- **Records for processing**:
......
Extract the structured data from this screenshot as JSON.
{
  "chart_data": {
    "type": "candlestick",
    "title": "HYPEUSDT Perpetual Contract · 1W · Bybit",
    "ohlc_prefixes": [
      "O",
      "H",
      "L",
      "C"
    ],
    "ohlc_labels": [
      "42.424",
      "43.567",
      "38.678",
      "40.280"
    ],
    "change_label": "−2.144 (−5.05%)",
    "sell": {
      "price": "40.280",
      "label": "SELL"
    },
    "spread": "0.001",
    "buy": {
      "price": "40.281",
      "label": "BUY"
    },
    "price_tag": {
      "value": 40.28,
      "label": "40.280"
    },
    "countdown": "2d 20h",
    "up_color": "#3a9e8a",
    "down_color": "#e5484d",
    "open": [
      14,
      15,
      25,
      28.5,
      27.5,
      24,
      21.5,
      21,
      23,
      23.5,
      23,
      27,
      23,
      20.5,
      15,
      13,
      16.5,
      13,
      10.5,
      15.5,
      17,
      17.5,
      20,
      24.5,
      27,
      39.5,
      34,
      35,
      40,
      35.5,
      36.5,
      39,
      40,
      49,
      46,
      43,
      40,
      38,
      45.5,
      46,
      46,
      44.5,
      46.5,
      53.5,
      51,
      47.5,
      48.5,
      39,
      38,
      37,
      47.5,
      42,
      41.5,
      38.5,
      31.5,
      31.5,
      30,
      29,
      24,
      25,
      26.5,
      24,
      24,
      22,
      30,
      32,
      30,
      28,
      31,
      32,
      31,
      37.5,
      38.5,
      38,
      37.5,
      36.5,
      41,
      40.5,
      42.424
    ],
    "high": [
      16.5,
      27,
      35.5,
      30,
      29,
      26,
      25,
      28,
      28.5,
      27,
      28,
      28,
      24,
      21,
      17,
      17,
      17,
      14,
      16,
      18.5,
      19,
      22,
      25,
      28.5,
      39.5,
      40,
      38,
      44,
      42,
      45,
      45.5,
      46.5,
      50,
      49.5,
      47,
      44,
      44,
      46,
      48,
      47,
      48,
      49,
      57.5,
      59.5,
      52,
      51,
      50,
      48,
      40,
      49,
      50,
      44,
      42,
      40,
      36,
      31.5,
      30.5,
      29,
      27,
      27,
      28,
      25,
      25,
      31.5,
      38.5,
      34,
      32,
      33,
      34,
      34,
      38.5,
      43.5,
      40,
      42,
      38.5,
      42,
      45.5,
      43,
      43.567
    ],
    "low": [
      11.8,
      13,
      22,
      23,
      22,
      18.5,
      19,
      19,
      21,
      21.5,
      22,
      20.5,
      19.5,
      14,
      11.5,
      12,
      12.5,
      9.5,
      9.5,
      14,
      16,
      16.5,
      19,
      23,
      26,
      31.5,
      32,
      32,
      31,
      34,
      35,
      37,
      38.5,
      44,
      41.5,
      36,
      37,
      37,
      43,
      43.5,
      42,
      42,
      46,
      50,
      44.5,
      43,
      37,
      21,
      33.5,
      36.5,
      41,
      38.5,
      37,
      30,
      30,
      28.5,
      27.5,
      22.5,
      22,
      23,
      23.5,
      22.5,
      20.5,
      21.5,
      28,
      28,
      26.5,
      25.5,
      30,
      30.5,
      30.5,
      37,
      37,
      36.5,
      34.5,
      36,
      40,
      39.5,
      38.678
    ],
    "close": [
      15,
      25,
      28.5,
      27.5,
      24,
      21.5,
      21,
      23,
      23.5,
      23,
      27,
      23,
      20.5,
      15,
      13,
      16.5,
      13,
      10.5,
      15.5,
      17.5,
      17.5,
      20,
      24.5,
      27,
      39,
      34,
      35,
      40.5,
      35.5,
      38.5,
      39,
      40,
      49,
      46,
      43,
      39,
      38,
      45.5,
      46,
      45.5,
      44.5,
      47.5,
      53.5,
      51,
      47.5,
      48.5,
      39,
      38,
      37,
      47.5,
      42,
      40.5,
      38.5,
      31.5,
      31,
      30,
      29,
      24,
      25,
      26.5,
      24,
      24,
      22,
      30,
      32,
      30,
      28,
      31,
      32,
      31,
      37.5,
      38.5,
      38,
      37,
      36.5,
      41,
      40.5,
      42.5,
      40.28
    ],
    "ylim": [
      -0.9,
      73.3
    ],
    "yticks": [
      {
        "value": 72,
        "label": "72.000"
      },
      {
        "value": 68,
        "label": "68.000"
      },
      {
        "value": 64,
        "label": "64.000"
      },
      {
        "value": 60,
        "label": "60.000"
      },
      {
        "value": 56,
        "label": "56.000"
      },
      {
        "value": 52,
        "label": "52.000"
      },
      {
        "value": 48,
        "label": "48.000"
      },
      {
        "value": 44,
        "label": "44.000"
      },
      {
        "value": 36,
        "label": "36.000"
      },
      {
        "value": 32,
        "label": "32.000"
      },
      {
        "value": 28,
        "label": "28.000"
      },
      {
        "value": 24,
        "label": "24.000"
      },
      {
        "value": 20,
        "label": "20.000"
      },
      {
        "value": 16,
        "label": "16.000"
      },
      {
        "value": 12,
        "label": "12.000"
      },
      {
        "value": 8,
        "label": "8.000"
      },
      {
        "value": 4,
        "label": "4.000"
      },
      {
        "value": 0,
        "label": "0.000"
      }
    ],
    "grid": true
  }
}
......
Quote each line above in full, word for word.

- **Solution to the exercise**:
Extract the structured data from this screenshot as JSON.
{
  "chart_data": {
    "type": "candlestick",
    "title": "HYPEUSDT Perpetual Contract · 1W · Bybit",
    "ohlc_prefixes": [
      "O",
      "H",
      "L",
      "C"
    ],
    "ohlc_labels": [
      "42.424",
      "43.567",
      "38.678",
      "40.280"
    ],
    "change_label": "−2.144 (−5.05%)",
    "sell": {
      "price": "40.280",
      "label": "SELL"
    },
    "spread": "0.001",
    "buy": {
      "price": "40.281",
      "label": "BUY"
    },
    "price_tag": {
      "value": 40.28,
      "label": "40.280"
    },
    "countdown": "2d 20h",
    "up_color": "#3a9e8a",
    "down_color": "#e5484d",
    "open": [
      14,
      15,
      25,
      28.5,
      27.5,
      24,
      21.5,
      21,
      23,
      23.5,
      23,
      27,
      23,
      20.5,
      15,
      13,
      16.5,
      13,
      10.5,
      15.5,
      17,
      17.5,
      20,
      24.5,
      27,
      39.5,
      34,
      35,
      40,
      35.5,
      36.5,
      39,
      40,
      49,
      46,
      43,
      40,
      38,
      45.5,
      46,
      46,
      44.5,
      46.5,
      53.5,
      51,
      47.5,
      48.5,
      39,
      38,
      37,
      47.5,
      42,
      41.5,
      38.5,
      31.5,
      31.5,
      30,
      29,
      24,
      25,
      26.5,
      24,
      24,
      22,
      30,
      32,
      30,
      28,
      31,
      32,
      31,
      37.5,
      38.5,
      38,
      37.5,
      36.5,
      41,
      40.5,
      42.424
    ],
    "high": [
      16.5,
      27,
      35.5,
      30,
      29,
      26,
      25,
      28,
      28.5,
      27,
      28,
      28,
      24,
      21,
      17,
      17,
      17,
      14,
      16,
      18.5,
      19,
      22,
      25,
      28.5,
      39.5,
      40,
      38,
      44,
      42,
      45,
      45.5,
      46.5,
      50,
      49.5,
      47,
      44,
      44,
      46,
      48,
      47,
      48,
      49,
      57.5,
      59.5,
      52,
      51,
      50,
      48,
      40,
      49,
      50,
      44,
      42,
      40,
      36,
      31.5,
      30.5,
      29,
      27,
      27,
      28,
      25,
      25,
      31.5,
      38.5,
      34,
      32,
      33,
      34,
      34,
      38.5,
      43.5,
      40,
      42,
      38.5,
      42,
      45.5,
      43,
      43.567
    ],
    "low": [
      11.8,
      13,
      22,
      23,
      22,
      18.5,
      19,
      19,
      21,
      21.5,
      22,
      20.5,
      19.5,
      14,
      11.5,
      12,
      12.5,
      9.5,
      9.5,
      14,
      16,
      16.5,
      19,
      23,
      26,
      31.5,
      32,
      32,
      31,
      34,
      35,
      37,
      38.5,
      44,
      41.5,
      36,
      37,
      37,
      43,
      43.5,
      42,
      42,
      46,
      50,
      44.5,
      43,
      37,
      21,
      33.5,
      36.5,
      41,
      38.5,
      37,
      30,
      30,
      28.5,
      27.5,
      22.5,
      22,
      23,
      23.5,
      22.5,
      20.5,
      21.5,
      28,
      28,
      26.5,
      25.5,
      30,
      30.5,
      30.5,
      37,
      37,
      36.5,
      34.5,
      36,
      40,
      39.5,
      38.678
    ],
    "close": [
      15,
      25,
      28.5,
      27.5,
      24,
      21.5,
      21,
      23,
      23.5,
      23,
      27,
      23,
      20.5,
      15,
      13,
      16.5,
      13,
      10.5,
      15.5,
      17.5,
      17.5,
      20,
      24.5,
      27,
      39,
      34,
      35,
      40.5,
      35.5,
      38.5,
      39,
      40,
      49,
      46,
      43,
      39,
      38,
      45.5,
      46,
      45.5,
      44.5,
      47.5,
      53.5,
      51,
      47.5,
      48.5,
      39,
      38,
      37,
      47.5,
      42,
      40.5,
      38.5,
      31.5,
      31,
      30,
      29,
      24,
      25,
      26.5,
      24,
      24,
      22,
      30,
      32,
      30,
      28,
      31,
      32,
      31,
      37.5,
      38.5,
      38,
      37,
      36.5,
      41,
      40.5,
      42.5,
      40.28
    ],
    "ylim": [
      -0.9,
      73.3
    ],
    "yticks": [
      {
        "value": 72,
        "label": "72.000"
      },
      {
        "value": 68,
        "label": "68.000"
      },
      {
        "value": 64,
        "label": "64.000"
      },
      {
        "value": 60,
        "label": "60.000"
      },
      {
        "value": 56,
        "label": "56.000"
      },
      {
        "value": 52,
        "label": "52.000"
      },
      {
        "value": 48,
        "label": "48.000"
      },
      {
        "value": 44,
        "label": "44.000"
      },
      {
        "value": 36,
        "label": "36.000"
      },
      {
        "value": 32,
        "label": "32.000"
      },
      {
        "value": 28,
        "label": "28.000"
      },
      {
        "value": 24,
        "label": "24.000"
      },
      {
        "value": 20,
        "label": "20.000"
      },
      {
        "value": 16,
        "label": "16.000"
      },
      {
        "value": 12,
        "label": "12.000"
      },
      {
        "value": 8,
        "label": "8.000"
      },
      {
        "value": 4,
        "label": "4.000"
      },
      {
        "value": 0,
        "label": "0.000"
      }
    ],
    "grid": true
  }
}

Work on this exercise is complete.